- **TASK STATEMENT**
Return the material below in full and exactly.

☆ ☆ ☆ ☆ ☆

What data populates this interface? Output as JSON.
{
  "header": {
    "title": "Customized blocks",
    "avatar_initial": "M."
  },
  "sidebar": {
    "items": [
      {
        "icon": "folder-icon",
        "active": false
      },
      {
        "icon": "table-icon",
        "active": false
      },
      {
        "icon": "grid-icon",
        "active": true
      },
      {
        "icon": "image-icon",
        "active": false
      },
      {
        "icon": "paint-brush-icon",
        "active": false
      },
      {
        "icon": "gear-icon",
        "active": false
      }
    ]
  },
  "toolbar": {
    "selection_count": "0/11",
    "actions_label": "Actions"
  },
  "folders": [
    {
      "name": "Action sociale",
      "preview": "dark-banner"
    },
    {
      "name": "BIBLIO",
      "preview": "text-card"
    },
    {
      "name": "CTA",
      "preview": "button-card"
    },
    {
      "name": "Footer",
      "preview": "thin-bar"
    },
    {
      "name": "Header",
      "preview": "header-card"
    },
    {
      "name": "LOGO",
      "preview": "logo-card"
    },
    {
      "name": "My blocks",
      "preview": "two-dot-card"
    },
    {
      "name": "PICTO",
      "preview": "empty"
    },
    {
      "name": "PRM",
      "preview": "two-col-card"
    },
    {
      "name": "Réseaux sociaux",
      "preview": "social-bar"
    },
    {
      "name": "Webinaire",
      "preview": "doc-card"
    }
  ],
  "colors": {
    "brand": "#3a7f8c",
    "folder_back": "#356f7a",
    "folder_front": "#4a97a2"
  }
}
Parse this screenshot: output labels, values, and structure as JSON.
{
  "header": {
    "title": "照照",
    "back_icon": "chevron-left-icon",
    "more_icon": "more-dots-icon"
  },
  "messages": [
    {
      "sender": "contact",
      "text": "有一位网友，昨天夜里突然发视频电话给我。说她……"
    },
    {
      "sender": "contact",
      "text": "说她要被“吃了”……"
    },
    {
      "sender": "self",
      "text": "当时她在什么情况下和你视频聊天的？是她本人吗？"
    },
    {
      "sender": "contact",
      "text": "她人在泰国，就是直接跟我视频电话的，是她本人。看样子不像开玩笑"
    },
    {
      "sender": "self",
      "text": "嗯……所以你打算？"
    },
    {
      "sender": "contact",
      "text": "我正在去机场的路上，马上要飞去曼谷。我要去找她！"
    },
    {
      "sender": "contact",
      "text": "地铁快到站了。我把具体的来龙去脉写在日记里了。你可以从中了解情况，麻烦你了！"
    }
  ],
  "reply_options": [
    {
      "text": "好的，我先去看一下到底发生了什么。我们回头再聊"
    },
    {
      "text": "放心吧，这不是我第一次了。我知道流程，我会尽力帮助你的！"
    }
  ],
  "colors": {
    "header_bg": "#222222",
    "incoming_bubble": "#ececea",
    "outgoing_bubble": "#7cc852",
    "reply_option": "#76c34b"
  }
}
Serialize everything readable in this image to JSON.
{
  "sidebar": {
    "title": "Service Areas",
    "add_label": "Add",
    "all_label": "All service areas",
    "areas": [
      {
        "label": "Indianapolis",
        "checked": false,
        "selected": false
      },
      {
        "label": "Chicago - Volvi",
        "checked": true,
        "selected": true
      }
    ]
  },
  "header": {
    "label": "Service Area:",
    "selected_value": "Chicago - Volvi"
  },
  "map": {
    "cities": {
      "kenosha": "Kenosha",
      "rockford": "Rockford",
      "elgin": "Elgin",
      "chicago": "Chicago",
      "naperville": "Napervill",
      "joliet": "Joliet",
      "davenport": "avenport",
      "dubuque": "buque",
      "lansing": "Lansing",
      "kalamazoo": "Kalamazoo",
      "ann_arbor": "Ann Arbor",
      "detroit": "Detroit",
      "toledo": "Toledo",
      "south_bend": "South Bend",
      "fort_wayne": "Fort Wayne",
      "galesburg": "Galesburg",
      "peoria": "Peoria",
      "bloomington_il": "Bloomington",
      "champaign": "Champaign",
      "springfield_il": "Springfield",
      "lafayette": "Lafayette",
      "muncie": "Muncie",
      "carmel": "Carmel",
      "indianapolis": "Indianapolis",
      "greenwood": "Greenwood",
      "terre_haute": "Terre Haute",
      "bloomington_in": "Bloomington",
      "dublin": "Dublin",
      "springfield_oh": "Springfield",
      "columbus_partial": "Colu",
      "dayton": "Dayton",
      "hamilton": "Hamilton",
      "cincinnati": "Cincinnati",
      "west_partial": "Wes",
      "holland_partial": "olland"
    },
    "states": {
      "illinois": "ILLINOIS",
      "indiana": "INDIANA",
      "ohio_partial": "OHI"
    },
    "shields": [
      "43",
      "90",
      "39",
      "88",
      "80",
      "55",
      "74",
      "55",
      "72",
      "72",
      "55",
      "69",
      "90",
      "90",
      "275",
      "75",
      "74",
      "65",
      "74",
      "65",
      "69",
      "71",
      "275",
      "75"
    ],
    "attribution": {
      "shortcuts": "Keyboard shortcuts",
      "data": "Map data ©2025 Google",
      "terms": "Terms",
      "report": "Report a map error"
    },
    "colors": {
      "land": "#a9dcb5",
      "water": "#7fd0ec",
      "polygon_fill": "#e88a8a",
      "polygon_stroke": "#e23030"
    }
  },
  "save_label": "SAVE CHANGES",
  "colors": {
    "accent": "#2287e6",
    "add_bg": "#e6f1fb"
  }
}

☆ ☆ ☆ ☆ ☆

- **ANSWER FOR THIS EXERCISE**
What data populates this interface? Output as JSON.
{
  "header": {
    "title": "Customized blocks",
    "avatar_initial": "M."
  },
  "sidebar": {
    "items": [
      {
        "icon": "folder-icon",
        "active": false
      },
      {
        "icon": "table-icon",
        "active": false
      },
      {
        "icon": "grid-icon",
        "active": true
      },
      {
        "icon": "image-icon",
        "active": false
      },
      {
        "icon": "paint-brush-icon",
        "active": false
      },
      {
        "icon": "gear-icon",
        "active": false
      }
    ]
  },
  "toolbar": {
    "selection_count": "0/11",
    "actions_label": "Actions"
  },
  "folders": [
    {
      "name": "Action sociale",
      "preview": "dark-banner"
    },
    {
      "name": "BIBLIO",
      "preview": "text-card"
    },
    {
      "name": "CTA",
      "preview": "button-card"
    },
    {
      "name": "Footer",
      "preview": "thin-bar"
    },
    {
      "name": "Header",
      "preview": "header-card"
    },
    {
      "name": "LOGO",
      "preview": "logo-card"
    },
    {
      "name": "My blocks",
      "preview": "two-dot-card"
    },
    {
      "name": "PICTO",
      "preview": "empty"
    },
    {
      "name": "PRM",
      "preview": "two-col-card"
    },
    {
      "name": "Réseaux sociaux",
      "preview": "social-bar"
    },
    {
      "name": "Webinaire",
      "preview": "doc-card"
    }
  ],
  "colors": {
    "brand": "#3a7f8c",
    "folder_back": "#356f7a",
    "folder_front": "#4a97a2"
  }
}
Parse this screenshot: output labels, values, and structure as JSON.
{
  "header": {
    "title": "照照",
    "back_icon": "chevron-left-icon",
    "more_icon": "more-dots-icon"
  },
  "messages": [
    {
      "sender": "contact",
      "text": "有一位网友，昨天夜里突然发视频电话给我。说她……"
    },
    {
      "sender": "contact",
      "text": "说她要被“吃了”……"
    },
    {
      "sender": "self",
      "text": "当时她在什么情况下和你视频聊天的？是她本人吗？"
    },
    {
      "sender": "contact",
      "text": "她人在泰国，就是直接跟我视频电话的，是她本人。看样子不像开玩笑"
    },
    {
      "sender": "self",
      "text": "嗯……所以你打算？"
    },
    {
      "sender": "contact",
      "text": "我正在去机场的路上，马上要飞去曼谷。我要去找她！"
    },
    {
      "sender": "contact",
      "text": "地铁快到站了。我把具体的来龙去脉写在日记里了。你可以从中了解情况，麻烦你了！"
    }
  ],
  "reply_options": [
    {
      "text": "好的，我先去看一下到底发生了什么。我们回头再聊"
    },
    {
      "text": "放心吧，这不是我第一次了。我知道流程，我会尽力帮助你的！"
    }
  ],
  "colors": {
    "header_bg": "#222222",
    "incoming_bubble": "#ececea",
    "outgoing_bubble": "#7cc852",
    "reply_option": "#76c34b"
  }
}
Serialize everything readable in this image to JSON.
{
  "sidebar": {
    "title": "Service Areas",
    "add_label": "Add",
    "all_label": "All service areas",
    "areas": [
      {
        "label": "Indianapolis",
        "checked": false,
        "selected": false
      },
      {
        "label": "Chicago - Volvi",
        "checked": true,
        "selected": true
      }
    ]
  },
  "header": {
    "label": "Service Area:",
    "selected_value": "Chicago - Volvi"
  },
  "map": {
    "cities": {
      "kenosha": "Kenosha",
      "rockford": "Rockford",
      "elgin": "Elgin",
      "chicago": "Chicago",
      "naperville": "Napervill",
      "joliet": "Joliet",
      "davenport": "avenport",
      "dubuque": "buque",
      "lansing": "Lansing",
      "kalamazoo": "Kalamazoo",
      "ann_arbor": "Ann Arbor",
      "detroit": "Detroit",
      "toledo": "Toledo",
      "south_bend": "South Bend",
      "fort_wayne": "Fort Wayne",
      "galesburg": "Galesburg",
      "peoria": "Peoria",
      "bloomington_il": "Bloomington",
      "champaign": "Champaign",
      "springfield_il": "Springfield",
      "lafayette": "Lafayette",
      "muncie": "Muncie",
      "carmel": "Carmel",
      "indianapolis": "Indianapolis",
      "greenwood": "Greenwood",
      "terre_haute": "Terre Haute",
      "bloomington_in": "Bloomington",
      "dublin": "Dublin",
      "springfield_oh": "Springfield",
      "columbus_partial": "Colu",
      "dayton": "Dayton",
      "hamilton": "Hamilton",
      "cincinnati": "Cincinnati",
      "west_partial": "Wes",
      "holland_partial": "olland"
    },
    "states": {
      "illinois": "ILLINOIS",
      "indiana": "INDIANA",
      "ohio_partial": "OHI"
    },
    "shields": [
      "43",
      "90",
      "39",
      "88",
      "80",
      "55",
      "74",
      "55",
      "72",
      "72",
      "55",
      "69",
      "90",
      "90",
      "275",
      "75",
      "74",
      "65",
      "74",
      "65",
      "69",
      "71",
      "275",
      "75"
    ],
    "attribution": {
      "shortcuts": "Keyboard shortcuts",
      "data": "Map data ©2025 Google",
      "terms": "Terms",
      "report": "Report a map error"
    },
    "colors": {
      "land": "#a9dcb5",
      "water": "#7fd0ec",
      "polygon_fill": "#e88a8a",
      "polygon_stroke": "#e23030"
    }
  },
  "save_label": "SAVE CHANGES",
  "colors": {
    "accent": "#2287e6",
    "add_bg": "#e6f1fb"
  }
}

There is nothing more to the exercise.